- Aim of the task:
Copy the data that follows, character for character, minus the pictures.

- Items:
------------------------------------------------

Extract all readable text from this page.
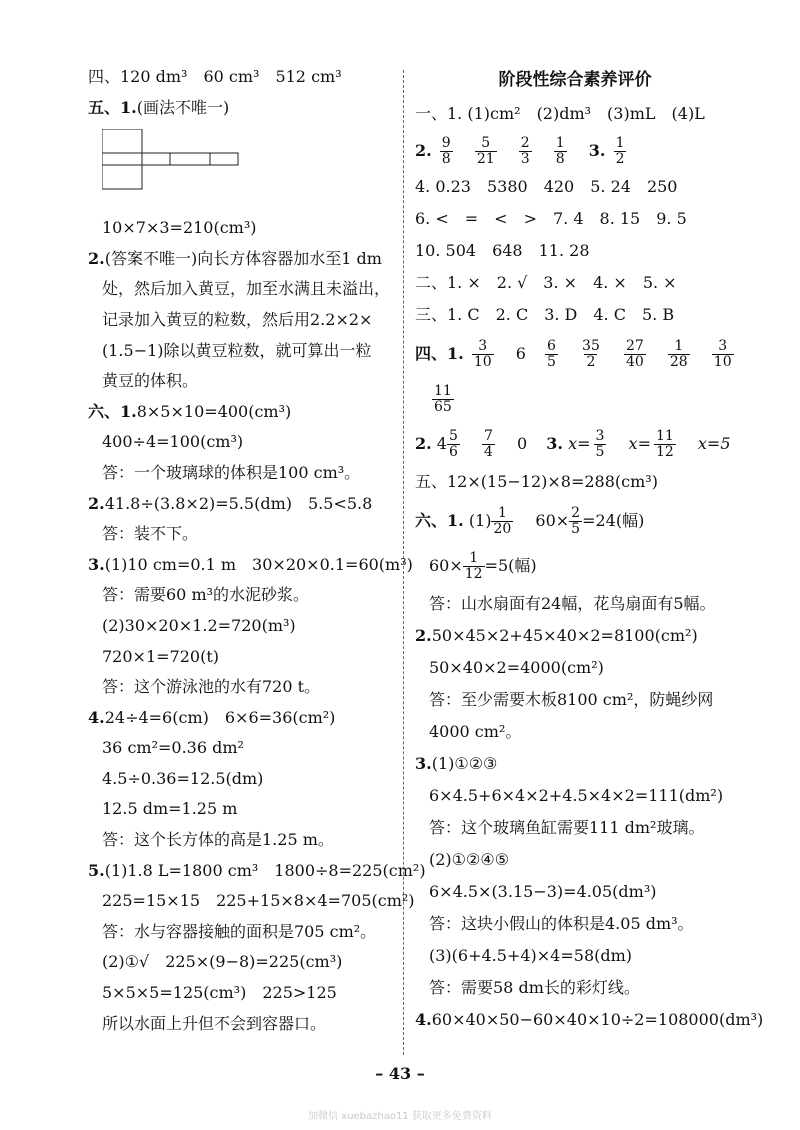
四、120 dm³　60 cm³　512 cm³
五、1.(画法不唯一)
10×7×3=210(cm³)
2.(答案不唯一)向长方体容器加水至1 dm
处，然后加入黄豆，加至水满且未溢出，
记录加入黄豆的粒数，然后用2.2×2×
(1.5−1)除以黄豆粒数，就可算出一粒
黄豆的体积。
六、1.8×5×10=400(cm³)
400÷4=100(cm³)
答：一个玻璃球的体积是100 cm³。
2.41.8÷(3.8×2)=5.5(dm)　5.5<5.8
答：装不下。
3.(1)10 cm=0.1 m　30×20×0.1=60(m³)
答：需要60 m³的水泥砂浆。
(2)30×20×1.2=720(m³)
720×1=720(t)
答：这个游泳池的水有720 t。
4.24÷4=6(cm)　6×6=36(cm²)
36 cm²=0.36 dm²
4.5÷0.36=12.5(dm)
12.5 dm=1.25 m
答：这个长方体的高是1.25 m。
5.(1)1.8 L=1800 cm³　1800÷8=225(cm²)
225=15×15　225+15×8×4=705(cm²)
答：水与容器接触的面积是705 cm²。
(2)①√　225×(9−8)=225(cm³)
5×5×5=125(cm³)　225>125
所以水面上升但不会到容器口。
阶段性综合素养评价
一、1. (1)cm²　(2)dm³　(3)mL　(4)L
2. $\frac{9}{8}$
$\frac{5}{21}$
$\frac{2}{3}$
$\frac{1}{8} 3$. $\frac{1}{2}$
4. 0.23　5380　420　5. 24　250
6. <　=　<　>　7. 4　8. 15　9. 5
10. 504　648　11. 28
二、1. ×　2. √　3. ×　4. ×　5. ×
三、1. C　2. C　3. D　4. C　5. B
四、1. $\frac{3}{10} 6 \frac{6}{5}$
$\frac{35}{2}$
$\frac{27}{40}$
$\frac{1}{28}$
$\frac{3}{10}$
$\frac{11}{65}$
2. $4 \frac{5}{6}$
$\frac{7}{4} 0$ 3. $x= \frac{3}{5} x= \frac{11}{12} x=5$
五、12×(15−12)×8=288(cm³)
六、1. $(1) \frac{1}{20} 60\times \frac{2}{5} =24$(幅)
$60\times \frac{1}{12} =5$(幅)
答：山水扇面有24幅，花鸟扇面有5幅。
2.50×45×2+45×40×2=8100(cm²)
50×40×2=4000(cm²)
答：至少需要木板8100 cm²，防蝇纱网
4000 cm²。
3.(1)①②③
6×4.5+6×4×2+4.5×4×2=111(dm²)
答：这个玻璃鱼缸需要111 dm²玻璃。
(2)①②④⑤
6×4.5×(3.15−3)=4.05(dm³)
答：这块小假山的体积是4.05 dm³。
(3)(6+4.5+4)×4=58(dm)
答：需要58 dm长的彩灯线。
4.60×40×50−60×40×10÷2=108000(dm³)
– 43 –
加微信 xuebazhao11 获取更多免费资料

------------------------------------------------

- Result of the task:
Extract all readable text from this page.
四、120 dm³　60 cm³　512 cm³
五、1.(画法不唯一)
10×7×3=210(cm³)
2.(答案不唯一)向长方体容器加水至1 dm
处，然后加入黄豆，加至水满且未溢出，
记录加入黄豆的粒数，然后用2.2×2×
(1.5−1)除以黄豆粒数，就可算出一粒
黄豆的体积。
六、1.8×5×10=400(cm³)
400÷4=100(cm³)
答：一个玻璃球的体积是100 cm³。
2.41.8÷(3.8×2)=5.5(dm)　5.5<5.8
答：装不下。
3.(1)10 cm=0.1 m　30×20×0.1=60(m³)
答：需要60 m³的水泥砂浆。
(2)30×20×1.2=720(m³)
720×1=720(t)
答：这个游泳池的水有720 t。
4.24÷4=6(cm)　6×6=36(cm²)
36 cm²=0.36 dm²
4.5÷0.36=12.5(dm)
12.5 dm=1.25 m
答：这个长方体的高是1.25 m。
5.(1)1.8 L=1800 cm³　1800÷8=225(cm²)
225=15×15　225+15×8×4=705(cm²)
答：水与容器接触的面积是705 cm²。
(2)①√　225×(9−8)=225(cm³)
5×5×5=125(cm³)　225>125
所以水面上升但不会到容器口。
阶段性综合素养评价
一、1. (1)cm²　(2)dm³　(3)mL　(4)L
2. $\frac{9}{8}$
$\frac{5}{21}$
$\frac{2}{3}$
$\frac{1}{8} 3$. $\frac{1}{2}$
4. 0.23　5380　420　5. 24　250
6. <　=　<　>　7. 4　8. 15　9. 5
10. 504　648　11. 28
二、1. ×　2. √　3. ×　4. ×　5. ×
三、1. C　2. C　3. D　4. C　5. B
四、1. $\frac{3}{10} 6 \frac{6}{5}$
$\frac{35}{2}$
$\frac{27}{40}$
$\frac{1}{28}$
$\frac{3}{10}$
$\frac{11}{65}$
2. $4 \frac{5}{6}$
$\frac{7}{4} 0$ 3. $x= \frac{3}{5} x= \frac{11}{12} x=5$
五、12×(15−12)×8=288(cm³)
六、1. $(1) \frac{1}{20} 60\times \frac{2}{5} =24$(幅)
$60\times \frac{1}{12} =5$(幅)
答：山水扇面有24幅，花鸟扇面有5幅。
2.50×45×2+45×40×2=8100(cm²)
50×40×2=4000(cm²)
答：至少需要木板8100 cm²，防蝇纱网
4000 cm²。
3.(1)①②③
6×4.5+6×4×2+4.5×4×2=111(dm²)
答：这个玻璃鱼缸需要111 dm²玻璃。
(2)①②④⑤
6×4.5×(3.15−3)=4.05(dm³)
答：这块小假山的体积是4.05 dm³。
(3)(6+4.5+4)×4=58(dm)
答：需要58 dm长的彩灯线。
4.60×40×50−60×40×10÷2=108000(dm³)
– 43 –
加微信 xuebazhao11 获取更多免费资料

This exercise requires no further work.